* start DATA SHOWN *

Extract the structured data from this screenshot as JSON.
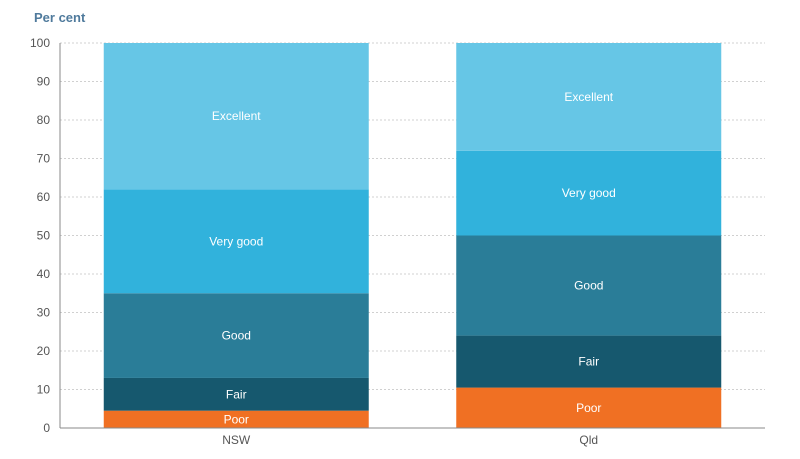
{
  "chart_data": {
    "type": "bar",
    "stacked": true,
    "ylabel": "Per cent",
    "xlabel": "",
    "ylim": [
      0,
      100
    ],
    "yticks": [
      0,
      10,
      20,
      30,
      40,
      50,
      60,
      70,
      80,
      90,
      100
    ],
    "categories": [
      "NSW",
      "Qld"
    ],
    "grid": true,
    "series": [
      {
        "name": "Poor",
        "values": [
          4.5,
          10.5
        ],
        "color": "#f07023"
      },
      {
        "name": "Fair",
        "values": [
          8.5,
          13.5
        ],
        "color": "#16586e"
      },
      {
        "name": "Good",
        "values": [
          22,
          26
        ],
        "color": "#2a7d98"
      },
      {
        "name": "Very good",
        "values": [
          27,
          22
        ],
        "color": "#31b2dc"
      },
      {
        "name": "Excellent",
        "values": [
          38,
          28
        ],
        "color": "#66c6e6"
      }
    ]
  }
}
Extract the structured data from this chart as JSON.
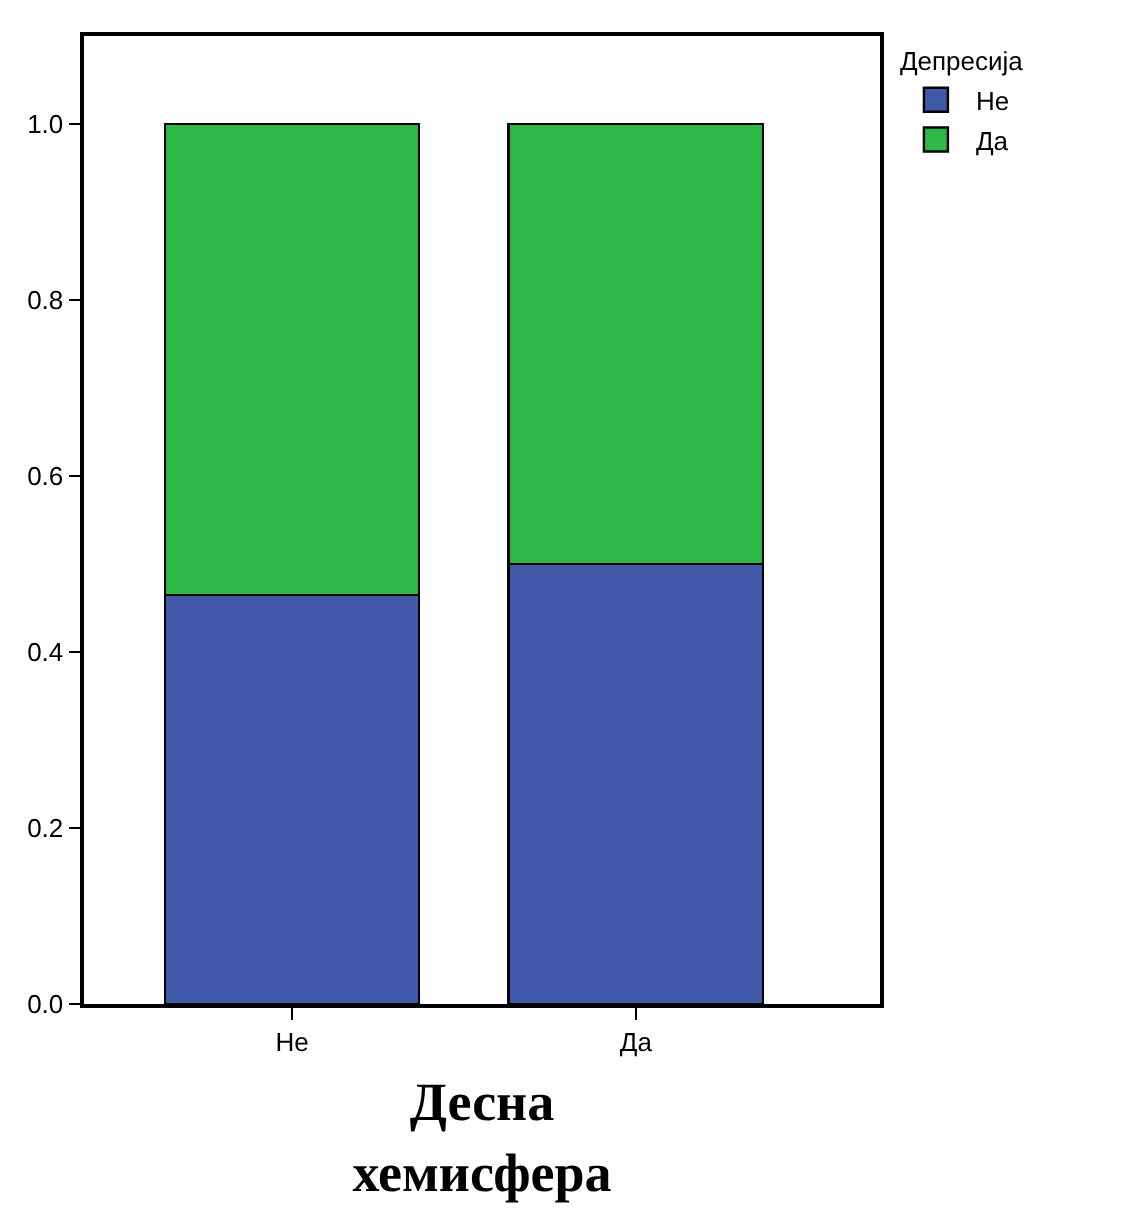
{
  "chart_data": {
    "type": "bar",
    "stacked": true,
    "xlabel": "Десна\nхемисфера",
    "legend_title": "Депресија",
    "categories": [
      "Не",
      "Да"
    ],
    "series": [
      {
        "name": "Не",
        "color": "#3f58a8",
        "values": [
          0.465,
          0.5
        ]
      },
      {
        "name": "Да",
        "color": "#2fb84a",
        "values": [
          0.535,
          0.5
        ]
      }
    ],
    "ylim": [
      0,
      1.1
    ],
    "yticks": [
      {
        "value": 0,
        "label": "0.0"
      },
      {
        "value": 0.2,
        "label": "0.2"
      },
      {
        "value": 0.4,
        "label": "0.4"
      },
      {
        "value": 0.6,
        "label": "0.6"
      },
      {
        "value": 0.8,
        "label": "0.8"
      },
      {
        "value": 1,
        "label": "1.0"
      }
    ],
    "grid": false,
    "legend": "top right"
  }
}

* end DATA SHOWN *

(YOUR TASK): Each record must be quoted in full and exactly. Do not include the pictures.

(ANSWER):
Extract the structured data from this screenshot as JSON.
{
  "chart_data": {
    "type": "bar",
    "stacked": true,
    "ylabel": "Per cent",
    "xlabel": "",
    "ylim": [
      0,
      100
    ],
    "yticks": [
      0,
      10,
      20,
      30,
      40,
      50,
      60,
      70,
      80,
      90,
      100
    ],
    "categories": [
      "NSW",
      "Qld"
    ],
    "grid": true,
    "series": [
      {
        "name": "Poor",
        "values": [
          4.5,
          10.5
        ],
        "color": "#f07023"
      },
      {
        "name": "Fair",
        "values": [
          8.5,
          13.5
        ],
        "color": "#16586e"
      },
      {
        "name": "Good",
        "values": [
          22,
          26
        ],
        "color": "#2a7d98"
      },
      {
        "name": "Very good",
        "values": [
          27,
          22
        ],
        "color": "#31b2dc"
      },
      {
        "name": "Excellent",
        "values": [
          38,
          28
        ],
        "color": "#66c6e6"
      }
    ]
  }
}
Extract the structured data from this chart as JSON.
{
  "chart_data": {
    "type": "bar",
    "stacked": true,
    "xlabel": "Десна\nхемисфера",
    "legend_title": "Депресија",
    "categories": [
      "Не",
      "Да"
    ],
    "series": [
      {
        "name": "Не",
        "color": "#3f58a8",
        "values": [
          0.465,
          0.5
        ]
      },
      {
        "name": "Да",
        "color": "#2fb84a",
        "values": [
          0.535,
          0.5
        ]
      }
    ],
    "ylim": [
      0,
      1.1
    ],
    "yticks": [
      {
        "value": 0,
        "label": "0.0"
      },
      {
        "value": 0.2,
        "label": "0.2"
      },
      {
        "value": 0.4,
        "label": "0.4"
      },
      {
        "value": 0.6,
        "label": "0.6"
      },
      {
        "value": 0.8,
        "label": "0.8"
      },
      {
        "value": 1,
        "label": "1.0"
      }
    ],
    "grid": false,
    "legend": "top right"
  }
}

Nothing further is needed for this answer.